** Records for the exercise **
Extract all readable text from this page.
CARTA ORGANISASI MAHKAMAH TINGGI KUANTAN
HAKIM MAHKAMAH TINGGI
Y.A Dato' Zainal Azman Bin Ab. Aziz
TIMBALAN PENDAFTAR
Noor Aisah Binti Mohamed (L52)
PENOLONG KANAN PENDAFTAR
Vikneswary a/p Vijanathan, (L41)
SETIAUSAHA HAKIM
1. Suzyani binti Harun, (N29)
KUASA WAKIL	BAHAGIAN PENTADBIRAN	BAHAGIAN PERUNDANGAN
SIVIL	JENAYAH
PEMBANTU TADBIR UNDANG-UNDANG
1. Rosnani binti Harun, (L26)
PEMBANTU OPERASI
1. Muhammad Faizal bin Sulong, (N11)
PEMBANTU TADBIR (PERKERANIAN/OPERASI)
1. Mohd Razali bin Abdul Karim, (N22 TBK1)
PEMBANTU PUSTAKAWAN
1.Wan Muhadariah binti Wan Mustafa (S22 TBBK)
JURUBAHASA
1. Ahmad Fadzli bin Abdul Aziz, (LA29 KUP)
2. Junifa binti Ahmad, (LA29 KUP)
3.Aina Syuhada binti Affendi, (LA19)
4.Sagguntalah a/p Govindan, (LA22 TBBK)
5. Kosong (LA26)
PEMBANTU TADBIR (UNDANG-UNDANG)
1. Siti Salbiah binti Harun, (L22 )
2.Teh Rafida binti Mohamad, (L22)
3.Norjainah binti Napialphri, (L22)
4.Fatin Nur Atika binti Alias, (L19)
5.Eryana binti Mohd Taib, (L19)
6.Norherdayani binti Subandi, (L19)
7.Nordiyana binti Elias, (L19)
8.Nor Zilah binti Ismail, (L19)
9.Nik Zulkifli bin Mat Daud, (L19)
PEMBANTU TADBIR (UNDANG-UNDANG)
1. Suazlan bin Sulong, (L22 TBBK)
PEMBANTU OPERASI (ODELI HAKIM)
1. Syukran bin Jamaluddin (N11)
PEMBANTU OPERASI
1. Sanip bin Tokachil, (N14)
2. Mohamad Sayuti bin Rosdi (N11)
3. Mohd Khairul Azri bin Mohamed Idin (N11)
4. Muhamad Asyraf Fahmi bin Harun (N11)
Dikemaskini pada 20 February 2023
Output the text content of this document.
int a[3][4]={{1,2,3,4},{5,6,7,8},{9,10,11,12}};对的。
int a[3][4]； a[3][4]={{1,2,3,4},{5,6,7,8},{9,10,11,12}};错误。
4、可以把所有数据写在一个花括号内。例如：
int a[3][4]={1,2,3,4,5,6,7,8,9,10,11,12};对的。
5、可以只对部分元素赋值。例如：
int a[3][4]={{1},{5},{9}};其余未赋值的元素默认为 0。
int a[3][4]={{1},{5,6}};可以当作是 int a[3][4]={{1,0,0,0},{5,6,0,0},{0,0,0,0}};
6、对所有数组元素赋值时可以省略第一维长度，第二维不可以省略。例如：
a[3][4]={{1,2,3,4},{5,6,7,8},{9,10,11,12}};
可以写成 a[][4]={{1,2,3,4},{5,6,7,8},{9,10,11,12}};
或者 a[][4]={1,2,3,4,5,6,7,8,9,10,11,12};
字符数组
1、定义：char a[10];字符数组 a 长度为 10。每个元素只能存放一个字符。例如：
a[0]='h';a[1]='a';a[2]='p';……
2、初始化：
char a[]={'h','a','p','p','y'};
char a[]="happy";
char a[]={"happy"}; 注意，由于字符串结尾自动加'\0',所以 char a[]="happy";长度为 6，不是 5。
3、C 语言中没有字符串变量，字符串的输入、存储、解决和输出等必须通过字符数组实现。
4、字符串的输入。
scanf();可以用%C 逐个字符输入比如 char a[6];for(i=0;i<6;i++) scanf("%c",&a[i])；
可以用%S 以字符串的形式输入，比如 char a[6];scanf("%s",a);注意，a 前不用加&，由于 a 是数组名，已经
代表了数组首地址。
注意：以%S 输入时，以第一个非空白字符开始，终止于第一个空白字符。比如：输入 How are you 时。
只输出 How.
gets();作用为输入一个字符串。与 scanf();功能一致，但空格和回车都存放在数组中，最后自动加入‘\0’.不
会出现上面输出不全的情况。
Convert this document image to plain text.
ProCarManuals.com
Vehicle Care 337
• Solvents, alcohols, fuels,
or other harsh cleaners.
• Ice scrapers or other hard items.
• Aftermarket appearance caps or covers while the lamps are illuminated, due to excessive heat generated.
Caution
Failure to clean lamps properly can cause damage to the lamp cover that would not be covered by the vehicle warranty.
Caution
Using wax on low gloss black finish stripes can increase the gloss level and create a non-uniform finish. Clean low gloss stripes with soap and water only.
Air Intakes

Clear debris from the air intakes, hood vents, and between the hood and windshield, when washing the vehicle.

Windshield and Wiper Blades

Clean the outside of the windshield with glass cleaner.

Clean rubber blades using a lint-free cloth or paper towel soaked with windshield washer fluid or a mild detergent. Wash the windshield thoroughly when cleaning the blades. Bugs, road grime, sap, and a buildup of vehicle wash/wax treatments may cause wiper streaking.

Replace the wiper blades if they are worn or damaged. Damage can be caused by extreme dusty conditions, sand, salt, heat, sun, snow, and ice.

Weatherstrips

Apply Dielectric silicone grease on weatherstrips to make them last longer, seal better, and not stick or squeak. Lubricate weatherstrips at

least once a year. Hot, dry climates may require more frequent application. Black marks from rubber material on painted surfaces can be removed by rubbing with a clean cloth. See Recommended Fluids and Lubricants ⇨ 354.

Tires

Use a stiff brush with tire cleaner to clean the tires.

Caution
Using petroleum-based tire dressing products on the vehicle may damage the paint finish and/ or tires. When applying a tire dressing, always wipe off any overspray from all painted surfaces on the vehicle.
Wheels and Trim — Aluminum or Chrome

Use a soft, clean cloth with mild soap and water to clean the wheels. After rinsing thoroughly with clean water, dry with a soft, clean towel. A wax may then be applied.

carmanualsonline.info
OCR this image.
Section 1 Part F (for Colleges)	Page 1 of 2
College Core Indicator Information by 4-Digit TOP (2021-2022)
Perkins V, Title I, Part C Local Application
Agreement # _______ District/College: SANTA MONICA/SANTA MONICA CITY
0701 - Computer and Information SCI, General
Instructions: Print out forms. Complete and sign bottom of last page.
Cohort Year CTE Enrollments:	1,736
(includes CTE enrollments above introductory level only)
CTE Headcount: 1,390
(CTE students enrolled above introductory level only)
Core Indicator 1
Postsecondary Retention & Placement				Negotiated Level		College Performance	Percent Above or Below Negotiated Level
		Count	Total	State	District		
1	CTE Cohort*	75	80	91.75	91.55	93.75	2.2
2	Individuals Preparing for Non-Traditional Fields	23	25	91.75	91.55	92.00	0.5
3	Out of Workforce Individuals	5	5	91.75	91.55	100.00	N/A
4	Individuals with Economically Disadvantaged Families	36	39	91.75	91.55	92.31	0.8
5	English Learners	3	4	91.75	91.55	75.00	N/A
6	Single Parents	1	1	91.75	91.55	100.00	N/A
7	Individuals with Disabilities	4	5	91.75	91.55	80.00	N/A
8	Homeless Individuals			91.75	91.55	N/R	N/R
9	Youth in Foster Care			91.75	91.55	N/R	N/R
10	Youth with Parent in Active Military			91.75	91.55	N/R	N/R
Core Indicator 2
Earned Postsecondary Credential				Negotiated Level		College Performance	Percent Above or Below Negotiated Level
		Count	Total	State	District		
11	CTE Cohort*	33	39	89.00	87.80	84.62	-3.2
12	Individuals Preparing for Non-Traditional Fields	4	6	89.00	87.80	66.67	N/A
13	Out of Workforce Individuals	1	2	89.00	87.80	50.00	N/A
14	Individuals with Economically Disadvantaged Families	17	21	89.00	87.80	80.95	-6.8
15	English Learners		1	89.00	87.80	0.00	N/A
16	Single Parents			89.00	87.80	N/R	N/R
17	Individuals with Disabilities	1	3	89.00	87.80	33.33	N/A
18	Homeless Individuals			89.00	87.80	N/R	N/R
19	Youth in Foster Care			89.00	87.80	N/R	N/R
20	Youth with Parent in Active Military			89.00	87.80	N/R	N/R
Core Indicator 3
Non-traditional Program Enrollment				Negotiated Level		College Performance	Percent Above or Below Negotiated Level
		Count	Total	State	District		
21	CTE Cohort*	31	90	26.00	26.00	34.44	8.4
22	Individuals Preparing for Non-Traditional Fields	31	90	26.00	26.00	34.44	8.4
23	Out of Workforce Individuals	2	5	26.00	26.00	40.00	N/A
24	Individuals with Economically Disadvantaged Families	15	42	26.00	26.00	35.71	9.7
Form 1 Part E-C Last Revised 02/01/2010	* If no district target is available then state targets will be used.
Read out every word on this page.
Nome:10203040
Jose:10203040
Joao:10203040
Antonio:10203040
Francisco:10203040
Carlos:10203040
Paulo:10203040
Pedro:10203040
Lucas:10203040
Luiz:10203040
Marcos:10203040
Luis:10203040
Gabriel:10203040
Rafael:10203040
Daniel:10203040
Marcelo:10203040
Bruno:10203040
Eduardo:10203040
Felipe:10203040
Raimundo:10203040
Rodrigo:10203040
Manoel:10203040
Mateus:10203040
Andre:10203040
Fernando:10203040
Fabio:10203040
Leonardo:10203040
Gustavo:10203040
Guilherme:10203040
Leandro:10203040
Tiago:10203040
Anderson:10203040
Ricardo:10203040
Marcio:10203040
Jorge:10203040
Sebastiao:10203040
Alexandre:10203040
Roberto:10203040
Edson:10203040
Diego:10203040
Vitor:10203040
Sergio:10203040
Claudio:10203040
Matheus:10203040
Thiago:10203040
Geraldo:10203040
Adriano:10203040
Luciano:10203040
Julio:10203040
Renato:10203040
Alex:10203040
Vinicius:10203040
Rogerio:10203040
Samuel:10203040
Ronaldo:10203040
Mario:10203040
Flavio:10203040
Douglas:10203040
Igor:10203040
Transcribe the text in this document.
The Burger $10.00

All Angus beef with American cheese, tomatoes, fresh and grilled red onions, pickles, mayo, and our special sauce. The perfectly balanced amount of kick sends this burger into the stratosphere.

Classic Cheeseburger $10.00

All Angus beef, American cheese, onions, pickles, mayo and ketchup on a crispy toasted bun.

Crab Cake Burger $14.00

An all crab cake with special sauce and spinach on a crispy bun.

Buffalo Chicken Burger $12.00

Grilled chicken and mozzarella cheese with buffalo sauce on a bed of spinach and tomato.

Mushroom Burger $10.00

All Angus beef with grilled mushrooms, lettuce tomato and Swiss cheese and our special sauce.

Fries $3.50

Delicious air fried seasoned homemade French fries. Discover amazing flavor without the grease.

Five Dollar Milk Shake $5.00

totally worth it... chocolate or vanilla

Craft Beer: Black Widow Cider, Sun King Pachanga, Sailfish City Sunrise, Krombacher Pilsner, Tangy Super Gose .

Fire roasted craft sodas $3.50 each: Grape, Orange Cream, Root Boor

** Your task **
Scan the listing above. Collect all lines with the word "Harun".

** Solved problem **
1. Suzyani binti Harun, (N29)
1. Rosnani binti Harun, (L26)
1. Siti Salbiah binti Harun, (L22 )
4. Muhamad Asyraf Fahmi bin Harun (N11)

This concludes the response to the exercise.